● PROBLEM: Give, as a bare number, the count of lines that contain the word "Departmental".
##### SUPPLIED RECORDS
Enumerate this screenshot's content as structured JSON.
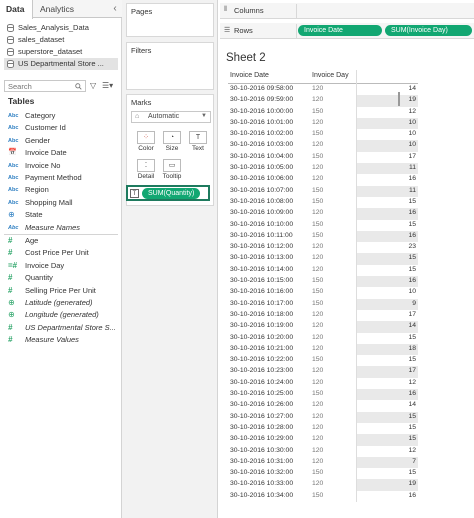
{
  "data_pane": {
    "tabs": [
      "Data",
      "Analytics"
    ],
    "datasources": [
      "Sales_Analysis_Data",
      "sales_dataset",
      "superstore_dataset",
      "US Departmental Store ..."
    ],
    "search_placeholder": "Search",
    "tables_header": "Tables",
    "dimensions": [
      {
        "icon": "Abc",
        "label": "Category"
      },
      {
        "icon": "Abc",
        "label": "Customer Id"
      },
      {
        "icon": "Abc",
        "label": "Gender"
      },
      {
        "icon": "cal",
        "label": "Invoice Date"
      },
      {
        "icon": "Abc",
        "label": "Invoice No"
      },
      {
        "icon": "Abc",
        "label": "Payment Method"
      },
      {
        "icon": "Abc",
        "label": "Region"
      },
      {
        "icon": "Abc",
        "label": "Shopping Mall"
      },
      {
        "icon": "globe",
        "label": "State"
      },
      {
        "icon": "Abc",
        "label": "Measure Names",
        "italic": true
      }
    ],
    "measures": [
      {
        "icon": "#",
        "label": "Age"
      },
      {
        "icon": "#",
        "label": "Cost Price Per Unit"
      },
      {
        "icon": "=#",
        "label": "Invoice Day"
      },
      {
        "icon": "#",
        "label": "Quantity"
      },
      {
        "icon": "#",
        "label": "Selling Price Per Unit"
      },
      {
        "icon": "globe",
        "label": "Latitude (generated)",
        "italic": true
      },
      {
        "icon": "globe",
        "label": "Longitude (generated)",
        "italic": true
      },
      {
        "icon": "#",
        "label": "US Departmental Store S...",
        "italic": true
      },
      {
        "icon": "#",
        "label": "Measure Values",
        "italic": true
      }
    ]
  },
  "cards": {
    "pages_title": "Pages",
    "filters_title": "Filters",
    "marks_title": "Marks",
    "marks_type": "Automatic",
    "mark_buttons": [
      "Color",
      "Size",
      "Text",
      "Detail",
      "Tooltip"
    ],
    "sum_pill": "SUM(Quantity)"
  },
  "shelves": {
    "columns_label": "Columns",
    "rows_label": "Rows",
    "rows_pills": [
      "Invoice Date",
      "SUM(Invoice Day)"
    ]
  },
  "sheet": {
    "title": "Sheet 2",
    "headers": [
      "Invoice Date",
      "Invoice Day"
    ],
    "rows": [
      {
        "date": "30-10-2016 09:58:00",
        "day": "120",
        "value": "14"
      },
      {
        "date": "30-10-2016 09:59:00",
        "day": "120",
        "value": "19"
      },
      {
        "date": "30-10-2016 10:00:00",
        "day": "150",
        "value": "12"
      },
      {
        "date": "30-10-2016 10:01:00",
        "day": "120",
        "value": "10"
      },
      {
        "date": "30-10-2016 10:02:00",
        "day": "150",
        "value": "10"
      },
      {
        "date": "30-10-2016 10:03:00",
        "day": "120",
        "value": "10"
      },
      {
        "date": "30-10-2016 10:04:00",
        "day": "150",
        "value": "17"
      },
      {
        "date": "30-10-2016 10:05:00",
        "day": "120",
        "value": "11"
      },
      {
        "date": "30-10-2016 10:06:00",
        "day": "120",
        "value": "16"
      },
      {
        "date": "30-10-2016 10:07:00",
        "day": "150",
        "value": "11"
      },
      {
        "date": "30-10-2016 10:08:00",
        "day": "150",
        "value": "15"
      },
      {
        "date": "30-10-2016 10:09:00",
        "day": "120",
        "value": "16"
      },
      {
        "date": "30-10-2016 10:10:00",
        "day": "150",
        "value": "15"
      },
      {
        "date": "30-10-2016 10:11:00",
        "day": "150",
        "value": "16"
      },
      {
        "date": "30-10-2016 10:12:00",
        "day": "120",
        "value": "23"
      },
      {
        "date": "30-10-2016 10:13:00",
        "day": "120",
        "value": "15"
      },
      {
        "date": "30-10-2016 10:14:00",
        "day": "120",
        "value": "15"
      },
      {
        "date": "30-10-2016 10:15:00",
        "day": "150",
        "value": "16"
      },
      {
        "date": "30-10-2016 10:16:00",
        "day": "150",
        "value": "10"
      },
      {
        "date": "30-10-2016 10:17:00",
        "day": "150",
        "value": "9"
      },
      {
        "date": "30-10-2016 10:18:00",
        "day": "120",
        "value": "17"
      },
      {
        "date": "30-10-2016 10:19:00",
        "day": "120",
        "value": "14"
      },
      {
        "date": "30-10-2016 10:20:00",
        "day": "120",
        "value": "15"
      },
      {
        "date": "30-10-2016 10:21:00",
        "day": "120",
        "value": "18"
      },
      {
        "date": "30-10-2016 10:22:00",
        "day": "150",
        "value": "15"
      },
      {
        "date": "30-10-2016 10:23:00",
        "day": "120",
        "value": "17"
      },
      {
        "date": "30-10-2016 10:24:00",
        "day": "120",
        "value": "12"
      },
      {
        "date": "30-10-2016 10:25:00",
        "day": "150",
        "value": "16"
      },
      {
        "date": "30-10-2016 10:26:00",
        "day": "120",
        "value": "14"
      },
      {
        "date": "30-10-2016 10:27:00",
        "day": "120",
        "value": "15"
      },
      {
        "date": "30-10-2016 10:28:00",
        "day": "120",
        "value": "15"
      },
      {
        "date": "30-10-2016 10:29:00",
        "day": "120",
        "value": "15"
      },
      {
        "date": "30-10-2016 10:30:00",
        "day": "120",
        "value": "12"
      },
      {
        "date": "30-10-2016 10:31:00",
        "day": "120",
        "value": "7"
      },
      {
        "date": "30-10-2016 10:32:00",
        "day": "150",
        "value": "15"
      },
      {
        "date": "30-10-2016 10:33:00",
        "day": "120",
        "value": "19"
      },
      {
        "date": "30-10-2016 10:34:00",
        "day": "150",
        "value": "16"
      }
    ]
  },
  "colors": {
    "pill_green": "#12a772",
    "selected_border": "#1e7a5e",
    "row_shade": "#e9e9e9"
  }
}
##########
● OUTPUT OF THE TASK: 2